State how many lines in the records hold the word "STELIB", giving the number and no other text.

BEGIN DATASET ENTRIES

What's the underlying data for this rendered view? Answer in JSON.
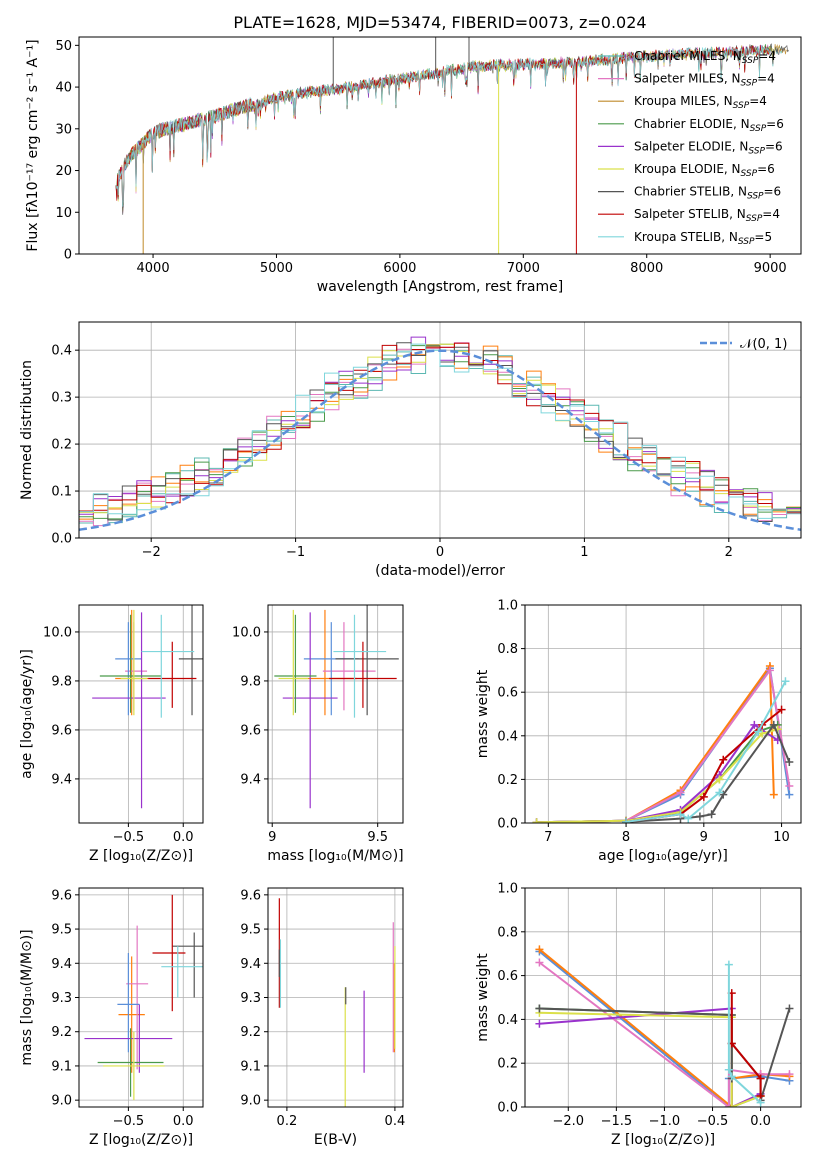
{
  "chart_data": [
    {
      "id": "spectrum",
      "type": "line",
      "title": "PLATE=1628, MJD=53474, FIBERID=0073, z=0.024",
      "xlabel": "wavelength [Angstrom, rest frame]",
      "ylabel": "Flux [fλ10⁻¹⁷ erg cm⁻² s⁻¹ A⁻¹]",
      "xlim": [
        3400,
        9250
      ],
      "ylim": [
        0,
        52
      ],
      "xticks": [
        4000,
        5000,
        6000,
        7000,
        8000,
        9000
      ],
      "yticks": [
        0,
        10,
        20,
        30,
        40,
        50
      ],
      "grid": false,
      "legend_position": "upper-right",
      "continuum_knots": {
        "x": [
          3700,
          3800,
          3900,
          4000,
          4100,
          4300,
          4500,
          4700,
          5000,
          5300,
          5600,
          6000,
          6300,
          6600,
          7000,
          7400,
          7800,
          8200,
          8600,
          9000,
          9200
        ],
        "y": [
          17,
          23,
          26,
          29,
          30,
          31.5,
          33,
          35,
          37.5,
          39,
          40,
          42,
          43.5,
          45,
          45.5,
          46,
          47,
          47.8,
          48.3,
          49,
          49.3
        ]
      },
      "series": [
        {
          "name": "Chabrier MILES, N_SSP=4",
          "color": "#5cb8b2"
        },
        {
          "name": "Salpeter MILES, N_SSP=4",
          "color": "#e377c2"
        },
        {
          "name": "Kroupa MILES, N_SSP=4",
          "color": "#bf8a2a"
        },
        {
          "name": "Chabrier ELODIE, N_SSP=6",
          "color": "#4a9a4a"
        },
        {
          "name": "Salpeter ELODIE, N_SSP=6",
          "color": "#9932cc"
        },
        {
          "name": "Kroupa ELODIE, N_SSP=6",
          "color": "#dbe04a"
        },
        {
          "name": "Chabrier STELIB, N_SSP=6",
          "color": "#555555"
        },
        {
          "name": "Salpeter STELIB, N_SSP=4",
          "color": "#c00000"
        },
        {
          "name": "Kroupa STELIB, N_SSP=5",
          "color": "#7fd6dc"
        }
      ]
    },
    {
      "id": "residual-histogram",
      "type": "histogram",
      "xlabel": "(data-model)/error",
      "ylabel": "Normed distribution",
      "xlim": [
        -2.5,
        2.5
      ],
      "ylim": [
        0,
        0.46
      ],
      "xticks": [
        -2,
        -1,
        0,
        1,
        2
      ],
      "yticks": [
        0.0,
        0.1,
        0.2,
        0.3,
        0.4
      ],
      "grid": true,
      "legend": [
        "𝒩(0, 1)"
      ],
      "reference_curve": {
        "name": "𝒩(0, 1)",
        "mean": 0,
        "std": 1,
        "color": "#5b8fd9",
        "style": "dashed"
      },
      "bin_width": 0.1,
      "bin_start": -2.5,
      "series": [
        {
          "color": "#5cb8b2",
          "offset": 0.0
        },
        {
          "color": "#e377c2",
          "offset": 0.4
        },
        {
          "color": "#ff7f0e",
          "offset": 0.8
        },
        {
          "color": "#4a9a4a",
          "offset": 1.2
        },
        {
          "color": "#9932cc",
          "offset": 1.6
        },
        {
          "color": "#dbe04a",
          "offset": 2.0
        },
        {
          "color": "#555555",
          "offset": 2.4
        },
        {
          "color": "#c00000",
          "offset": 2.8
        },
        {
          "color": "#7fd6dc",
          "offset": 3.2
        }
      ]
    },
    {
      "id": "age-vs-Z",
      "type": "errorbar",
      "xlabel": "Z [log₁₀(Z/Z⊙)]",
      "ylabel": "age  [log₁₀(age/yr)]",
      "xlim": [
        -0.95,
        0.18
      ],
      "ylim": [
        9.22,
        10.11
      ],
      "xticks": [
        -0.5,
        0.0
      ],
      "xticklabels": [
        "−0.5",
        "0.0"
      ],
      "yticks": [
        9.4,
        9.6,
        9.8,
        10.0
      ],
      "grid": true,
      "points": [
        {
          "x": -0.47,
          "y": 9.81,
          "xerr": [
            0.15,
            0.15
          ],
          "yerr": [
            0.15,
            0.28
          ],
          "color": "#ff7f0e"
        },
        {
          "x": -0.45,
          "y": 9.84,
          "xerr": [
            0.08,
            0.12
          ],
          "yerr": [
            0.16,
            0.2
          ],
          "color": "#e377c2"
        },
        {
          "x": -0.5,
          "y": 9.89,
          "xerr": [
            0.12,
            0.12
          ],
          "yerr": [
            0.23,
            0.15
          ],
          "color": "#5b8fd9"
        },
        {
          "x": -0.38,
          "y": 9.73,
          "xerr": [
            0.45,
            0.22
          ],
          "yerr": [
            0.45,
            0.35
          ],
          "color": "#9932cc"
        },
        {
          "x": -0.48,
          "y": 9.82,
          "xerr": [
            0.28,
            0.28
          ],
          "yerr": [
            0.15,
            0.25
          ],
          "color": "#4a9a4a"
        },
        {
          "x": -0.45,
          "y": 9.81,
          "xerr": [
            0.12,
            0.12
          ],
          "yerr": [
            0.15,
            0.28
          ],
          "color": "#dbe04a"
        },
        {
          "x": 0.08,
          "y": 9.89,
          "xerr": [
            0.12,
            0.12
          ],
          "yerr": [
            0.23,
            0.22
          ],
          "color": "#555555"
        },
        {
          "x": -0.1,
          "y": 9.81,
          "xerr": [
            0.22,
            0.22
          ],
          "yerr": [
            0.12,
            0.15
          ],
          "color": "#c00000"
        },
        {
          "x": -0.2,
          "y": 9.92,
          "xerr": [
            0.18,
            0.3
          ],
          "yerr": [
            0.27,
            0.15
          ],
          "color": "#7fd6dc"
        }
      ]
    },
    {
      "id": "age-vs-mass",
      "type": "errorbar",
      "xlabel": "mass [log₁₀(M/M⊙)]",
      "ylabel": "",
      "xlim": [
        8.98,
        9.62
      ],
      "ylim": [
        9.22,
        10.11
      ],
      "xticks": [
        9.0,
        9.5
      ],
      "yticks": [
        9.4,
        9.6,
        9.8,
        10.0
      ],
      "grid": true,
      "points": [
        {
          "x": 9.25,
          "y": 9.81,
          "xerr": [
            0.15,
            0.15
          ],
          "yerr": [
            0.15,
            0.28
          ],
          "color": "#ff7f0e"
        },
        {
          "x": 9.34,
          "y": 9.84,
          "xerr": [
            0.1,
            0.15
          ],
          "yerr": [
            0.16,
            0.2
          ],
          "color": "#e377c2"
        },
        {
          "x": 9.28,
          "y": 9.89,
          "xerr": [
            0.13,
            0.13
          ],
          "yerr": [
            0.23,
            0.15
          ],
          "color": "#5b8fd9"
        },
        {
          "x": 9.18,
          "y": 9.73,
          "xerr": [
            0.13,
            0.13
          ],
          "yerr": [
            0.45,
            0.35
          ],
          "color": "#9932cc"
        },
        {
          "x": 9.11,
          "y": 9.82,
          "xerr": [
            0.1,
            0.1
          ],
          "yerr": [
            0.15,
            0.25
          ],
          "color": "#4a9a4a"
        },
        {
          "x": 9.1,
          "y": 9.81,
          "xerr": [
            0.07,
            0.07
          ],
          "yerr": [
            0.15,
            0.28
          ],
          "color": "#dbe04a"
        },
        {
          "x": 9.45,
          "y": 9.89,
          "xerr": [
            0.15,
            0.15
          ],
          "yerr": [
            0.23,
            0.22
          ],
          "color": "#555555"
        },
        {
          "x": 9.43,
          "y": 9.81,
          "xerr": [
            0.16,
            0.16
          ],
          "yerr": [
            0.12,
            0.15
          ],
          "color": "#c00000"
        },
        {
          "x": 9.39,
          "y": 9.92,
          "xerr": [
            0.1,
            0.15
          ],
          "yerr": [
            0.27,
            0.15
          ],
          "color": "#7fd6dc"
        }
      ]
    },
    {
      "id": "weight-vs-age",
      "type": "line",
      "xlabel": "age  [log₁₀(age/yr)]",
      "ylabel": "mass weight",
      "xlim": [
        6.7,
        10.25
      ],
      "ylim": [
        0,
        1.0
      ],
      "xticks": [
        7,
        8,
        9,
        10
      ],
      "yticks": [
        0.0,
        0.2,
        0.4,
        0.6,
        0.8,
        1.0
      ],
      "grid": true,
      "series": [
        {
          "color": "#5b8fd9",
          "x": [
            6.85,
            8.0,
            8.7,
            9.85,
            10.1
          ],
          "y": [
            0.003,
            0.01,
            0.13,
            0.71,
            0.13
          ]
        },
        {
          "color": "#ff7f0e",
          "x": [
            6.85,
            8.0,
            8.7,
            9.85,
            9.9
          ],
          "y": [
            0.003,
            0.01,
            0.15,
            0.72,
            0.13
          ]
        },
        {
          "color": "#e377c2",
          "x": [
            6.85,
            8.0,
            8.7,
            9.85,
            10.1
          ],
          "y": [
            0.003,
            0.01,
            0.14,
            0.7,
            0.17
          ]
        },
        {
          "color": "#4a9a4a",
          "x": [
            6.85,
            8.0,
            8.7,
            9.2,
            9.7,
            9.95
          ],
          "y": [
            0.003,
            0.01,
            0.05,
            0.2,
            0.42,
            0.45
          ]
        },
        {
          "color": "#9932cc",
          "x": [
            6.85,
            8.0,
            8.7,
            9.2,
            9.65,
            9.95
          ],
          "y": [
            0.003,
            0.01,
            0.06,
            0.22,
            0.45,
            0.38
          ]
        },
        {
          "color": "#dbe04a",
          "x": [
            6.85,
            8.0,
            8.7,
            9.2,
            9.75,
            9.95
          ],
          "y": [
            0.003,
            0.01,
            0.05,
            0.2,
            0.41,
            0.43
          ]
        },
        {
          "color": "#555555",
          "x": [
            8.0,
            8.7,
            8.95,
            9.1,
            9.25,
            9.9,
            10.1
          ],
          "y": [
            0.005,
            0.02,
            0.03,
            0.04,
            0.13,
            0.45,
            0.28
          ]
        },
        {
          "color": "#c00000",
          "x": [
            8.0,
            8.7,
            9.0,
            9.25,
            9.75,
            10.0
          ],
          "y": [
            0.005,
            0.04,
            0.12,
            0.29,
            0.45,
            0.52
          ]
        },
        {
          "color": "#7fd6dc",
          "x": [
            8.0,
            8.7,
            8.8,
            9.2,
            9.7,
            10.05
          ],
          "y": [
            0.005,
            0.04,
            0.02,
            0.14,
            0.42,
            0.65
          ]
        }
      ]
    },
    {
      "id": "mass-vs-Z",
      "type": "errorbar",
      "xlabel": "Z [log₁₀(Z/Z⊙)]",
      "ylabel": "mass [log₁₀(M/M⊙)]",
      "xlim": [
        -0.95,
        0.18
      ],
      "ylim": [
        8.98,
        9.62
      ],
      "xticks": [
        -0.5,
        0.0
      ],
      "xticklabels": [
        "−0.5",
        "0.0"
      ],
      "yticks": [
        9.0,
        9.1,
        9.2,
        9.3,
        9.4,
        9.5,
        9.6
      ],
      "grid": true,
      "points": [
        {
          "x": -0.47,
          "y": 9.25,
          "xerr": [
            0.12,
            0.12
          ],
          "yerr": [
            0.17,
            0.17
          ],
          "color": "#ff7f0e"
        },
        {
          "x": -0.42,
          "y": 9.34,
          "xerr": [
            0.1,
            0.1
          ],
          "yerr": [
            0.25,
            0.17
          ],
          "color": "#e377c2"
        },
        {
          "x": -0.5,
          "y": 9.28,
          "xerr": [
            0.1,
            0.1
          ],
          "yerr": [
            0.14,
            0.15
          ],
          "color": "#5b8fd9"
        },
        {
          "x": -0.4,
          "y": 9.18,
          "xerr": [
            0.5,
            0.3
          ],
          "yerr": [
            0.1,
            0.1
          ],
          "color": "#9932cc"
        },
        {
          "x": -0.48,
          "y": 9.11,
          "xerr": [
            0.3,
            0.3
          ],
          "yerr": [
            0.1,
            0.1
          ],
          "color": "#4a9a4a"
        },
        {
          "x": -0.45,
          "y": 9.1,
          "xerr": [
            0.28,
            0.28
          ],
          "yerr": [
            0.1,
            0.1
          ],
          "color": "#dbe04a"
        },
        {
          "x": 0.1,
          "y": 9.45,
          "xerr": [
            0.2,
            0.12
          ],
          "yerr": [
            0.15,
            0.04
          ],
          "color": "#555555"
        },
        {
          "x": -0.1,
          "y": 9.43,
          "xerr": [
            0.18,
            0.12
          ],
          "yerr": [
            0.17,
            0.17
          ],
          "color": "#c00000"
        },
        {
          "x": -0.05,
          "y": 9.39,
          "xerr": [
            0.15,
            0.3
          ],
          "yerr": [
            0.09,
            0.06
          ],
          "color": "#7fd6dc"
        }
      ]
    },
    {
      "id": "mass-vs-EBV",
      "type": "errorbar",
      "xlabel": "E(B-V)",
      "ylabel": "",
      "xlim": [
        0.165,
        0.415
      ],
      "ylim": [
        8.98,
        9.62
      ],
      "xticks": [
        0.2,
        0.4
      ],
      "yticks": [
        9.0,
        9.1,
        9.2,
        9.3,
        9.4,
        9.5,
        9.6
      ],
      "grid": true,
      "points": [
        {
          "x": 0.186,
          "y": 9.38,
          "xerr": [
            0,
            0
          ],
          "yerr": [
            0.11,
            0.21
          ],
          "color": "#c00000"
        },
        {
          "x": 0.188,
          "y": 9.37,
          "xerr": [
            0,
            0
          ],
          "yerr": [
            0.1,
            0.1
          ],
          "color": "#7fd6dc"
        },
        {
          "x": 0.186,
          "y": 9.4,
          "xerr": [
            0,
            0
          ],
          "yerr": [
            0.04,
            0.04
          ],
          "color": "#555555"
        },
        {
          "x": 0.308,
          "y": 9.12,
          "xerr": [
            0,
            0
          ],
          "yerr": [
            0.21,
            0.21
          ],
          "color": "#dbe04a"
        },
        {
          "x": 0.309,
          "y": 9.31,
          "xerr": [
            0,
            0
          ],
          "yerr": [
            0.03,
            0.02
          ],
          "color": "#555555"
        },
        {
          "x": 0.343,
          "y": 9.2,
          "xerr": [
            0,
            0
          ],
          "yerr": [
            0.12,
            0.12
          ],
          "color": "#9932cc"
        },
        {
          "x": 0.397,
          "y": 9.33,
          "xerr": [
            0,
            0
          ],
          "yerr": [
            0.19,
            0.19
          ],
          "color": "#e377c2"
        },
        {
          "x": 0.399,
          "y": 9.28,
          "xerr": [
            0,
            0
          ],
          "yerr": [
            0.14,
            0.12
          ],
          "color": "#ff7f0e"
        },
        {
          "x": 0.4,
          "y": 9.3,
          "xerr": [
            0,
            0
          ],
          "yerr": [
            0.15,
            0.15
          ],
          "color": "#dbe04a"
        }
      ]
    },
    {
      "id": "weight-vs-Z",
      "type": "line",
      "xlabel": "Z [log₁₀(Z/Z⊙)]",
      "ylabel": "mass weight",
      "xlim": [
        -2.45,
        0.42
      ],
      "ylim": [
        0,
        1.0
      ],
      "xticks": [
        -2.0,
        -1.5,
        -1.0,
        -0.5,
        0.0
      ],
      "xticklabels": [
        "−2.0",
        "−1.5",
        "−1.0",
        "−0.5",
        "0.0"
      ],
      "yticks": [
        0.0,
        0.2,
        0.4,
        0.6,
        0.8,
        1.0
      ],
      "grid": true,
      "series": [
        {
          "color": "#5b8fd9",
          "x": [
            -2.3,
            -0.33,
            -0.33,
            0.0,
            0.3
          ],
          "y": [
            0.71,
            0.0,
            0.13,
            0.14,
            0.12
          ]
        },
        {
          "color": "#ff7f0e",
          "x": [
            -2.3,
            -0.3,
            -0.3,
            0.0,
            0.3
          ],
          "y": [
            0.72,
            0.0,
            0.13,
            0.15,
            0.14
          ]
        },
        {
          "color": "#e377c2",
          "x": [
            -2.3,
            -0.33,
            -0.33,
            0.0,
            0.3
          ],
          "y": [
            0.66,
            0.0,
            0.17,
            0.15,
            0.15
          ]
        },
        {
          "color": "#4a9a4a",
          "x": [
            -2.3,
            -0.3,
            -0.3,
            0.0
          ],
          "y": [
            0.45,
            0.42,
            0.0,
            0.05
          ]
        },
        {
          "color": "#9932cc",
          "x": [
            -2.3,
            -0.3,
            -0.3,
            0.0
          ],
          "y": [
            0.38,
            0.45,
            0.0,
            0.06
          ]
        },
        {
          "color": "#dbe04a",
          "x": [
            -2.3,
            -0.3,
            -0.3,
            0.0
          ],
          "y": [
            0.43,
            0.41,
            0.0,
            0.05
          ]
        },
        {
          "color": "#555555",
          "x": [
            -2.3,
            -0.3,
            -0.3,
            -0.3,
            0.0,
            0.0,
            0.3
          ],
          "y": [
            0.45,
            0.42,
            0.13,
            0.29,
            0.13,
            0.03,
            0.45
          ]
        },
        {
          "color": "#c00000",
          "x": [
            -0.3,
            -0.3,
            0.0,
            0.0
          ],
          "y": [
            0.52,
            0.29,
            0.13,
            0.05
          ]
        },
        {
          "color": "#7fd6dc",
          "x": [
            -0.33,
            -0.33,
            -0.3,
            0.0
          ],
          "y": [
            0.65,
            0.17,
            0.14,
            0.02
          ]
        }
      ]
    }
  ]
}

END DATASET ENTRIES

EXERCISE RESULT: 3